___ Dataset extract

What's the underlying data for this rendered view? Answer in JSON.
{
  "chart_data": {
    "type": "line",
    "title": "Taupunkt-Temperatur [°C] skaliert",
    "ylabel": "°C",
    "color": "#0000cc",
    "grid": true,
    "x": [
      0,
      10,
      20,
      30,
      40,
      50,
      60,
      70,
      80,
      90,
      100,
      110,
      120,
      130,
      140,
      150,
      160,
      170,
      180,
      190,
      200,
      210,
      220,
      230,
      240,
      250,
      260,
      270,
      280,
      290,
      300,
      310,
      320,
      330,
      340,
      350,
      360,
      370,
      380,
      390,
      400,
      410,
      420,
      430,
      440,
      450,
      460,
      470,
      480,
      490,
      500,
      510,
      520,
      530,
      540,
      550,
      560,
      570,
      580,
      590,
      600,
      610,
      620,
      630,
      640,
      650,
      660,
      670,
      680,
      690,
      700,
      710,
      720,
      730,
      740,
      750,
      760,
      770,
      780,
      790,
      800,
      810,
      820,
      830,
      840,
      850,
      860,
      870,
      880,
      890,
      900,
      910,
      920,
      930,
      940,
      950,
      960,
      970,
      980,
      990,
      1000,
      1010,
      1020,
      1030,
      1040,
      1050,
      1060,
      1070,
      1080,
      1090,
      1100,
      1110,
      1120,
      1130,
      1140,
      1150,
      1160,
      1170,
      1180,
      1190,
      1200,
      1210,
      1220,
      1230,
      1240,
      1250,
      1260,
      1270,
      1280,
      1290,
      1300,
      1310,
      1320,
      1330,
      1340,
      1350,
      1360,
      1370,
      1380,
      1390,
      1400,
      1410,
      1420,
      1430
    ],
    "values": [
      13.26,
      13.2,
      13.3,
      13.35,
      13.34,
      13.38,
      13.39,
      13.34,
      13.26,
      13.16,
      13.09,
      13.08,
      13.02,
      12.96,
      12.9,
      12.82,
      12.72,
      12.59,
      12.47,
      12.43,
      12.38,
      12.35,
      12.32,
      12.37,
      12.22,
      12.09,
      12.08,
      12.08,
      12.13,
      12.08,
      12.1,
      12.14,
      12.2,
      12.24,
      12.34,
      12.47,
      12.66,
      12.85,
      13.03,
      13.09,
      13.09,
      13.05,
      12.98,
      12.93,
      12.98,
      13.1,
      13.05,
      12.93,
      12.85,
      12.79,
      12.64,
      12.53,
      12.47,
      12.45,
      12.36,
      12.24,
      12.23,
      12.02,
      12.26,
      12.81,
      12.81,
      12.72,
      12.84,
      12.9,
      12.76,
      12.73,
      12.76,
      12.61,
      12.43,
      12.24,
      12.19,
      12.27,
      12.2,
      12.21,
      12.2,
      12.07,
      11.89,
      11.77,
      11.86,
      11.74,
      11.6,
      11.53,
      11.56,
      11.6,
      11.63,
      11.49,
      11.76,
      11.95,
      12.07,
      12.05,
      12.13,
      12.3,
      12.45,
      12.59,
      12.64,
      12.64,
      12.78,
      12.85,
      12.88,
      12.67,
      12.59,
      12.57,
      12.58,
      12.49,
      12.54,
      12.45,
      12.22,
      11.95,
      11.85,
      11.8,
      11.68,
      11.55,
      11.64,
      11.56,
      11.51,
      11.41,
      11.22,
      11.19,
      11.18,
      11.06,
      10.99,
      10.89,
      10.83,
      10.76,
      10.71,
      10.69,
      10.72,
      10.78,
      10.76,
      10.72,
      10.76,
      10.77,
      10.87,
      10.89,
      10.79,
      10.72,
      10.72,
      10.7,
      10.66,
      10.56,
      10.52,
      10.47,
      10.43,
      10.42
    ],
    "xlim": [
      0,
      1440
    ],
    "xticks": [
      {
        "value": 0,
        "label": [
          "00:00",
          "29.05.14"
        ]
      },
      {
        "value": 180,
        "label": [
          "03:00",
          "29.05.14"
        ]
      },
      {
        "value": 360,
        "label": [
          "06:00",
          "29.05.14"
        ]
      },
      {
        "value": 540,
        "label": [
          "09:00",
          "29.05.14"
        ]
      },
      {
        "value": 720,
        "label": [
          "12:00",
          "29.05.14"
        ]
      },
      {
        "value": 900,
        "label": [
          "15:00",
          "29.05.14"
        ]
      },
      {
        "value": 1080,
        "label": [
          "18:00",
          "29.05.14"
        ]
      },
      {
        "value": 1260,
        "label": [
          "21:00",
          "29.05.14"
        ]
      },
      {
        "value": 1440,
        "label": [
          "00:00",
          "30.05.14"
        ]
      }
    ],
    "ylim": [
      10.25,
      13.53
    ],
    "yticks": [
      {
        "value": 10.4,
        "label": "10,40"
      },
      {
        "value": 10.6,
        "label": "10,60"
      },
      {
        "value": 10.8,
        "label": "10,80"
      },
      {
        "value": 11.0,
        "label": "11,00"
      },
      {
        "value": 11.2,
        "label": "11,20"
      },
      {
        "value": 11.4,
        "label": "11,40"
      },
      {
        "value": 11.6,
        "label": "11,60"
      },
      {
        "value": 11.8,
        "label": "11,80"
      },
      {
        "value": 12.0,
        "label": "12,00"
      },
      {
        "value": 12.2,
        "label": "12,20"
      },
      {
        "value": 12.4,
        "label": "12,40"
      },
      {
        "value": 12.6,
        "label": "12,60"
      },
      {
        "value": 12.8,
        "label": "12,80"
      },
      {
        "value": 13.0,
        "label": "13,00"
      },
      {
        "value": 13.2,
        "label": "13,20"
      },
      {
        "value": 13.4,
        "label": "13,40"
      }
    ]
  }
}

______

◆ Exercise:
Retype the listing. Match it exactly.

◆ Complete response:
What's the underlying data for this rendered view? Answer in JSON.
{
  "chart_data": {
    "type": "line",
    "title": "Taupunkt-Temperatur [°C] skaliert",
    "ylabel": "°C",
    "color": "#0000cc",
    "grid": true,
    "x": [
      0,
      10,
      20,
      30,
      40,
      50,
      60,
      70,
      80,
      90,
      100,
      110,
      120,
      130,
      140,
      150,
      160,
      170,
      180,
      190,
      200,
      210,
      220,
      230,
      240,
      250,
      260,
      270,
      280,
      290,
      300,
      310,
      320,
      330,
      340,
      350,
      360,
      370,
      380,
      390,
      400,
      410,
      420,
      430,
      440,
      450,
      460,
      470,
      480,
      490,
      500,
      510,
      520,
      530,
      540,
      550,
      560,
      570,
      580,
      590,
      600,
      610,
      620,
      630,
      640,
      650,
      660,
      670,
      680,
      690,
      700,
      710,
      720,
      730,
      740,
      750,
      760,
      770,
      780,
      790,
      800,
      810,
      820,
      830,
      840,
      850,
      860,
      870,
      880,
      890,
      900,
      910,
      920,
      930,
      940,
      950,
      960,
      970,
      980,
      990,
      1000,
      1010,
      1020,
      1030,
      1040,
      1050,
      1060,
      1070,
      1080,
      1090,
      1100,
      1110,
      1120,
      1130,
      1140,
      1150,
      1160,
      1170,
      1180,
      1190,
      1200,
      1210,
      1220,
      1230,
      1240,
      1250,
      1260,
      1270,
      1280,
      1290,
      1300,
      1310,
      1320,
      1330,
      1340,
      1350,
      1360,
      1370,
      1380,
      1390,
      1400,
      1410,
      1420,
      1430
    ],
    "values": [
      13.26,
      13.2,
      13.3,
      13.35,
      13.34,
      13.38,
      13.39,
      13.34,
      13.26,
      13.16,
      13.09,
      13.08,
      13.02,
      12.96,
      12.9,
      12.82,
      12.72,
      12.59,
      12.47,
      12.43,
      12.38,
      12.35,
      12.32,
      12.37,
      12.22,
      12.09,
      12.08,
      12.08,
      12.13,
      12.08,
      12.1,
      12.14,
      12.2,
      12.24,
      12.34,
      12.47,
      12.66,
      12.85,
      13.03,
      13.09,
      13.09,
      13.05,
      12.98,
      12.93,
      12.98,
      13.1,
      13.05,
      12.93,
      12.85,
      12.79,
      12.64,
      12.53,
      12.47,
      12.45,
      12.36,
      12.24,
      12.23,
      12.02,
      12.26,
      12.81,
      12.81,
      12.72,
      12.84,
      12.9,
      12.76,
      12.73,
      12.76,
      12.61,
      12.43,
      12.24,
      12.19,
      12.27,
      12.2,
      12.21,
      12.2,
      12.07,
      11.89,
      11.77,
      11.86,
      11.74,
      11.6,
      11.53,
      11.56,
      11.6,
      11.63,
      11.49,
      11.76,
      11.95,
      12.07,
      12.05,
      12.13,
      12.3,
      12.45,
      12.59,
      12.64,
      12.64,
      12.78,
      12.85,
      12.88,
      12.67,
      12.59,
      12.57,
      12.58,
      12.49,
      12.54,
      12.45,
      12.22,
      11.95,
      11.85,
      11.8,
      11.68,
      11.55,
      11.64,
      11.56,
      11.51,
      11.41,
      11.22,
      11.19,
      11.18,
      11.06,
      10.99,
      10.89,
      10.83,
      10.76,
      10.71,
      10.69,
      10.72,
      10.78,
      10.76,
      10.72,
      10.76,
      10.77,
      10.87,
      10.89,
      10.79,
      10.72,
      10.72,
      10.7,
      10.66,
      10.56,
      10.52,
      10.47,
      10.43,
      10.42
    ],
    "xlim": [
      0,
      1440
    ],
    "xticks": [
      {
        "value": 0,
        "label": [
          "00:00",
          "29.05.14"
        ]
      },
      {
        "value": 180,
        "label": [
          "03:00",
          "29.05.14"
        ]
      },
      {
        "value": 360,
        "label": [
          "06:00",
          "29.05.14"
        ]
      },
      {
        "value": 540,
        "label": [
          "09:00",
          "29.05.14"
        ]
      },
      {
        "value": 720,
        "label": [
          "12:00",
          "29.05.14"
        ]
      },
      {
        "value": 900,
        "label": [
          "15:00",
          "29.05.14"
        ]
      },
      {
        "value": 1080,
        "label": [
          "18:00",
          "29.05.14"
        ]
      },
      {
        "value": 1260,
        "label": [
          "21:00",
          "29.05.14"
        ]
      },
      {
        "value": 1440,
        "label": [
          "00:00",
          "30.05.14"
        ]
      }
    ],
    "ylim": [
      10.25,
      13.53
    ],
    "yticks": [
      {
        "value": 10.4,
        "label": "10,40"
      },
      {
        "value": 10.6,
        "label": "10,60"
      },
      {
        "value": 10.8,
        "label": "10,80"
      },
      {
        "value": 11.0,
        "label": "11,00"
      },
      {
        "value": 11.2,
        "label": "11,20"
      },
      {
        "value": 11.4,
        "label": "11,40"
      },
      {
        "value": 11.6,
        "label": "11,60"
      },
      {
        "value": 11.8,
        "label": "11,80"
      },
      {
        "value": 12.0,
        "label": "12,00"
      },
      {
        "value": 12.2,
        "label": "12,20"
      },
      {
        "value": 12.4,
        "label": "12,40"
      },
      {
        "value": 12.6,
        "label": "12,60"
      },
      {
        "value": 12.8,
        "label": "12,80"
      },
      {
        "value": 13.0,
        "label": "13,00"
      },
      {
        "value": 13.2,
        "label": "13,20"
      },
      {
        "value": 13.4,
        "label": "13,40"
      }
    ]
  }
}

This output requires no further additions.